#### Data for the task ####

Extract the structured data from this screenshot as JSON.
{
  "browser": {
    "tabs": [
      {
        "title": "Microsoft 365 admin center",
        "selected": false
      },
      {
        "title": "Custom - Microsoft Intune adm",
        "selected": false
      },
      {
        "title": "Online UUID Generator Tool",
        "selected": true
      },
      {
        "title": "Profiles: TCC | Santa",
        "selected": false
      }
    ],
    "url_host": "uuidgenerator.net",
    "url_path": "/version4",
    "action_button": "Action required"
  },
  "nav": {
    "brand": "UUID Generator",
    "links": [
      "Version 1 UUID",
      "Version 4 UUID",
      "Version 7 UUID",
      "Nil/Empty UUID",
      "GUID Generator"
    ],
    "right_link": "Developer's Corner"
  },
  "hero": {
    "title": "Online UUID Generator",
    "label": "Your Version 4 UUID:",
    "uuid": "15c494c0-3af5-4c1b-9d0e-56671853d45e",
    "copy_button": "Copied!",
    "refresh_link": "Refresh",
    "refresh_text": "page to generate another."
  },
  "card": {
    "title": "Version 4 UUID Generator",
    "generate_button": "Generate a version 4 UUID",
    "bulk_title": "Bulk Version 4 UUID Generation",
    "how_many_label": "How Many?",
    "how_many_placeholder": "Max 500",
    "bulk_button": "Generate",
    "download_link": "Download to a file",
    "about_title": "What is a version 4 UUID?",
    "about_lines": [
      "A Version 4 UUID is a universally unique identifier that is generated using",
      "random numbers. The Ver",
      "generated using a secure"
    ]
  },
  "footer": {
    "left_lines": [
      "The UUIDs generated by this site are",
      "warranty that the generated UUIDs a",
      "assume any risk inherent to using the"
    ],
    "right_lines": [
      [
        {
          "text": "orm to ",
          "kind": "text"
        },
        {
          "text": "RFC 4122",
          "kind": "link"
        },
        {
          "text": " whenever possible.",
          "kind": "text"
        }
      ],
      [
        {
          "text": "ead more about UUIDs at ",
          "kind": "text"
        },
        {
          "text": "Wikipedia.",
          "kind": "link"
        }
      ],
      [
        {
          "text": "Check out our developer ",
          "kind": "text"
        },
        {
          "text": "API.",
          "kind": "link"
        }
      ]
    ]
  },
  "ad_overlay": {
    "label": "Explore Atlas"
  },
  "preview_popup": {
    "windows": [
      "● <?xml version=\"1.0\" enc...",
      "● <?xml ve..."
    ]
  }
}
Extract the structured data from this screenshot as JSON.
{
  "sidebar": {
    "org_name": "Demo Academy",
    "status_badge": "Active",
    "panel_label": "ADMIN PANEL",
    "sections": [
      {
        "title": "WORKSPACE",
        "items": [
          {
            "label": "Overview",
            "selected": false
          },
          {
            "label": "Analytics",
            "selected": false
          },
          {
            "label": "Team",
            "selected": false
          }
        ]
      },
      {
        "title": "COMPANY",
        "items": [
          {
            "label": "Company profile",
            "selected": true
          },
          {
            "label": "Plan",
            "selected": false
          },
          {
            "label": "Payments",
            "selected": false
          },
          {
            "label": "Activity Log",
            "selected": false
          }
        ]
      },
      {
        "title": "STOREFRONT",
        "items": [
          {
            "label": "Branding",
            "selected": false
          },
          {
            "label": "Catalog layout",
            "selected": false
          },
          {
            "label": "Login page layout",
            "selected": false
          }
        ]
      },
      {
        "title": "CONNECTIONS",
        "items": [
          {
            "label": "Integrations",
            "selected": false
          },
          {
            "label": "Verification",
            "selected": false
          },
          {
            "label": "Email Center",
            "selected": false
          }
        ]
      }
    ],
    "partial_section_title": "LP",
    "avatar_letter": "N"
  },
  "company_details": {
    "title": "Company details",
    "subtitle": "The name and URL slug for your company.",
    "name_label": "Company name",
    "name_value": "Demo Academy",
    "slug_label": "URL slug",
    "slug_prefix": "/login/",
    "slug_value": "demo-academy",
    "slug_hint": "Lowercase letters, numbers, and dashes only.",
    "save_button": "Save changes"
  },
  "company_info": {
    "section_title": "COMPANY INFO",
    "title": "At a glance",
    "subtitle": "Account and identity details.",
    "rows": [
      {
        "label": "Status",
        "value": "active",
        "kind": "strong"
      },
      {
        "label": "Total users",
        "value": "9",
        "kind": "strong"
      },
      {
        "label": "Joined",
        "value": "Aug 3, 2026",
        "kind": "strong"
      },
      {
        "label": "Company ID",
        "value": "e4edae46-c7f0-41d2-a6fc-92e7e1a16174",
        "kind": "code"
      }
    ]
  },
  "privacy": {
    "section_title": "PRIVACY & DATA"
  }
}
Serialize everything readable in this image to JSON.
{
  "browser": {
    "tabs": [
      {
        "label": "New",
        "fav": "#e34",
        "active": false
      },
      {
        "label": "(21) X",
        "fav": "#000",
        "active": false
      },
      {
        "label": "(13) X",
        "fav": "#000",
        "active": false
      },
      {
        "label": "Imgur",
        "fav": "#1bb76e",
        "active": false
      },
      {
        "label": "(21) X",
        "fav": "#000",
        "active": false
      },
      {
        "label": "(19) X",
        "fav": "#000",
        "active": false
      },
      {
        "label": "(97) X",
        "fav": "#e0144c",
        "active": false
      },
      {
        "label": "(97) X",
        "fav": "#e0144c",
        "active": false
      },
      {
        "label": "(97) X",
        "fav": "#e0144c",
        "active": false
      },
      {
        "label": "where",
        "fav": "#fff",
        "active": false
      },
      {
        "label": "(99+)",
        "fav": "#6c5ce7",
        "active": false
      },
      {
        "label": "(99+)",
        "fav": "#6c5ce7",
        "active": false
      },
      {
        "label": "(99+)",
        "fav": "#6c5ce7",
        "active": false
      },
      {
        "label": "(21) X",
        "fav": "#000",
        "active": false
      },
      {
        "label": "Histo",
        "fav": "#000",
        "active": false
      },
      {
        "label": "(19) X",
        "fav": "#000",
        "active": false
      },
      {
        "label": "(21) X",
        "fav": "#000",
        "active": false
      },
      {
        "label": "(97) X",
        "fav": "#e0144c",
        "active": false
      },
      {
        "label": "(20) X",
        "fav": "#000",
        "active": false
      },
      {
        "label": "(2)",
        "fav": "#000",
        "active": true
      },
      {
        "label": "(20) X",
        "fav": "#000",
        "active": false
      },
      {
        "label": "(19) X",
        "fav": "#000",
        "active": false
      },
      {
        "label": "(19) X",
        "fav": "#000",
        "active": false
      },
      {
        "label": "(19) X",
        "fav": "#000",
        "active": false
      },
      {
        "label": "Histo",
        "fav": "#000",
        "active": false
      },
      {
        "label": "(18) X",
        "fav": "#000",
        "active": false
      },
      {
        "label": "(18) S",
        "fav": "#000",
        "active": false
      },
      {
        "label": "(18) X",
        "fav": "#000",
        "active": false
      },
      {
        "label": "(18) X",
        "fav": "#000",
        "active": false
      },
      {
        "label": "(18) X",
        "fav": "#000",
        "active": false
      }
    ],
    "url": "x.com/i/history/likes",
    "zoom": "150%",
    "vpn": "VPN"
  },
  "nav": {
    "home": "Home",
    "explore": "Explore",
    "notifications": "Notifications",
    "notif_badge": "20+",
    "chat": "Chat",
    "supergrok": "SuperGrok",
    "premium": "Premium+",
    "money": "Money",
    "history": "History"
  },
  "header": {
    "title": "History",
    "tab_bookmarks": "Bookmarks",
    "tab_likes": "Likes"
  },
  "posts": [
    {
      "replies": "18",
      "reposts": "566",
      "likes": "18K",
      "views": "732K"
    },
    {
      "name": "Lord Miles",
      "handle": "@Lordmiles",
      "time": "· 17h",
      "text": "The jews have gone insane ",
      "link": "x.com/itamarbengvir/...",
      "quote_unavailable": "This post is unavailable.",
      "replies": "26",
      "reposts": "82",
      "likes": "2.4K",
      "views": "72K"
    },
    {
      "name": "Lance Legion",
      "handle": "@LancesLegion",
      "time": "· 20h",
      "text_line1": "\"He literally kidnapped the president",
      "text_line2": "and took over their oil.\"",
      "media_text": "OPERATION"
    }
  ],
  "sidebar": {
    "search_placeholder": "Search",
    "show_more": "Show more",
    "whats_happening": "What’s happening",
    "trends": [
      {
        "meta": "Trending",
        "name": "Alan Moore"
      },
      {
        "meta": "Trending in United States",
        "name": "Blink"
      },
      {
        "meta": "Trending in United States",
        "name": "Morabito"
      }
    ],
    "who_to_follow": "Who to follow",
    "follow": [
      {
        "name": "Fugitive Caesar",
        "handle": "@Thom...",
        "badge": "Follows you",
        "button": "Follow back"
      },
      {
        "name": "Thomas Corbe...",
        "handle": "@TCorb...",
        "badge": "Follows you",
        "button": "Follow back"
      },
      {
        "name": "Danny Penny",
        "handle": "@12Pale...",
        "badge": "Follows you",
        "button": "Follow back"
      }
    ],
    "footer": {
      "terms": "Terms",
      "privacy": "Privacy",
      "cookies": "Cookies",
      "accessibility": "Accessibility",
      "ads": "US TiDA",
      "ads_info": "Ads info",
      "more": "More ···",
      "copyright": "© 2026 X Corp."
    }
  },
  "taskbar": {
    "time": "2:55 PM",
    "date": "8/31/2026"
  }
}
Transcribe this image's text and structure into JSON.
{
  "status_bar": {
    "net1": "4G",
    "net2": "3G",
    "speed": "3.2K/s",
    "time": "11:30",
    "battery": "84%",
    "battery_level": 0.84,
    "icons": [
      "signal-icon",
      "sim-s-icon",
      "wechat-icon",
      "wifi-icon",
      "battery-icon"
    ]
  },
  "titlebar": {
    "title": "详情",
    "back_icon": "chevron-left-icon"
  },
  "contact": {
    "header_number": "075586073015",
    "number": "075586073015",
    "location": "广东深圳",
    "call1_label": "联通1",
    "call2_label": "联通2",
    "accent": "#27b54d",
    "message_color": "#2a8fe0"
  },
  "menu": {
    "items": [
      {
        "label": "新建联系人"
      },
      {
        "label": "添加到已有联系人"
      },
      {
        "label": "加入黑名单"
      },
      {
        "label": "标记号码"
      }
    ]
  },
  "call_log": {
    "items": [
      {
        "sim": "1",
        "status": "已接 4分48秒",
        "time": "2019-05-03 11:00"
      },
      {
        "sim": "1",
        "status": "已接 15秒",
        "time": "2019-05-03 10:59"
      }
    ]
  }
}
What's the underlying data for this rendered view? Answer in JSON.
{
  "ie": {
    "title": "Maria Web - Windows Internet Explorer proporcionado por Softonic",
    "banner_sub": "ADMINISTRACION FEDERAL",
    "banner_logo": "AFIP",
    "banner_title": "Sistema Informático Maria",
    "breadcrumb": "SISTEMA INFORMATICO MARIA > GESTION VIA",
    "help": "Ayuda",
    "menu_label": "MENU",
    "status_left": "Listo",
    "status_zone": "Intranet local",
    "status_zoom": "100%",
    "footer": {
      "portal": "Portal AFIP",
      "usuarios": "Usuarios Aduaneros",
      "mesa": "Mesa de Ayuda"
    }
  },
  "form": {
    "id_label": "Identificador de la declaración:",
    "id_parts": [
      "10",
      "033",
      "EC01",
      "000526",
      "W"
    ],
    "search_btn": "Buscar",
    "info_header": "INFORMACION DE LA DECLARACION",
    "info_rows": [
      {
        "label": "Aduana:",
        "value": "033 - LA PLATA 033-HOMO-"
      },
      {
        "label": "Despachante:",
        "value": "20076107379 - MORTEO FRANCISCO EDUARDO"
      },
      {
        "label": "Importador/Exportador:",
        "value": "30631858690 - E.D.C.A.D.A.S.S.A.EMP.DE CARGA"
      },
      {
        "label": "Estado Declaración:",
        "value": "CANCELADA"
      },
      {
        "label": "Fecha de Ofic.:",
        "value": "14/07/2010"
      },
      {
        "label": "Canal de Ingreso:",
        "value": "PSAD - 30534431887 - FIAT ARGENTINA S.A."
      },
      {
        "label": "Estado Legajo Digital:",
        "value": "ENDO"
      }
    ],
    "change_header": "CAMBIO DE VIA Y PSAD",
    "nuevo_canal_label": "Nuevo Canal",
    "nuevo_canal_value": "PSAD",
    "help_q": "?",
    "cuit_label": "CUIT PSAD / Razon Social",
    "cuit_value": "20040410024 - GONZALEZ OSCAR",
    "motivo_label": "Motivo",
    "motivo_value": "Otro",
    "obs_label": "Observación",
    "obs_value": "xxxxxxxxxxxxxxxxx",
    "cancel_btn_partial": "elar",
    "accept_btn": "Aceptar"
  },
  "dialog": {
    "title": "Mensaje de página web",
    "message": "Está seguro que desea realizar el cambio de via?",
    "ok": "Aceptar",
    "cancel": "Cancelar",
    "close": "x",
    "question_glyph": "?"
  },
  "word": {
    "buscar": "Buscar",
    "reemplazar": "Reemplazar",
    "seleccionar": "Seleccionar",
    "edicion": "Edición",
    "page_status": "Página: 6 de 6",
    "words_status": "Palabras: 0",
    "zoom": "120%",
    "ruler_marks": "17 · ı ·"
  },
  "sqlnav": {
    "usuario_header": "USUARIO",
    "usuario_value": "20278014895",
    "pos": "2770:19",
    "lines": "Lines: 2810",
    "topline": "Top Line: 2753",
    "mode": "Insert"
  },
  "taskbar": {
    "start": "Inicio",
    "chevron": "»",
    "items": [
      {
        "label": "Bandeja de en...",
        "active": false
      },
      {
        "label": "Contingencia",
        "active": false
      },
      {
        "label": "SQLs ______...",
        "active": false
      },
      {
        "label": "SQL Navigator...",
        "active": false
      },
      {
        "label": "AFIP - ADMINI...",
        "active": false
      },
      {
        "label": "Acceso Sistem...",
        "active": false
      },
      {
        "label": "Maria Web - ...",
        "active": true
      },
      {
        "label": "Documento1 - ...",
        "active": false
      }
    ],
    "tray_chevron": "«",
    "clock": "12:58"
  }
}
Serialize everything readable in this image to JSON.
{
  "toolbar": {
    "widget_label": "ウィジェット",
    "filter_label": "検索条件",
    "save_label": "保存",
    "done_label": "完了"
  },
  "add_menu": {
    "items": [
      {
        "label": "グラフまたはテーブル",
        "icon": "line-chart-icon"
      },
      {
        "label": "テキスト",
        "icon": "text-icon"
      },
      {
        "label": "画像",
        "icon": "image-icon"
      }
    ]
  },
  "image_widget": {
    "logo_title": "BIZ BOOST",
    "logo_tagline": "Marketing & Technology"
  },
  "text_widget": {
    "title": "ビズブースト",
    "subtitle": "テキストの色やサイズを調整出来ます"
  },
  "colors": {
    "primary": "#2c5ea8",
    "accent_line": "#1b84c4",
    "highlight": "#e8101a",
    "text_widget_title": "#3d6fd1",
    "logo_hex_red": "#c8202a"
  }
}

####

What you will do: Copy, from the material above, each line in which the string "handle" occurs.

Worked answer:
      "handle": "@Lordmiles",
      "handle": "@LancesLegion",
        "handle": "@Thom...",
        "handle": "@TCorb...",
        "handle": "@12Pale...",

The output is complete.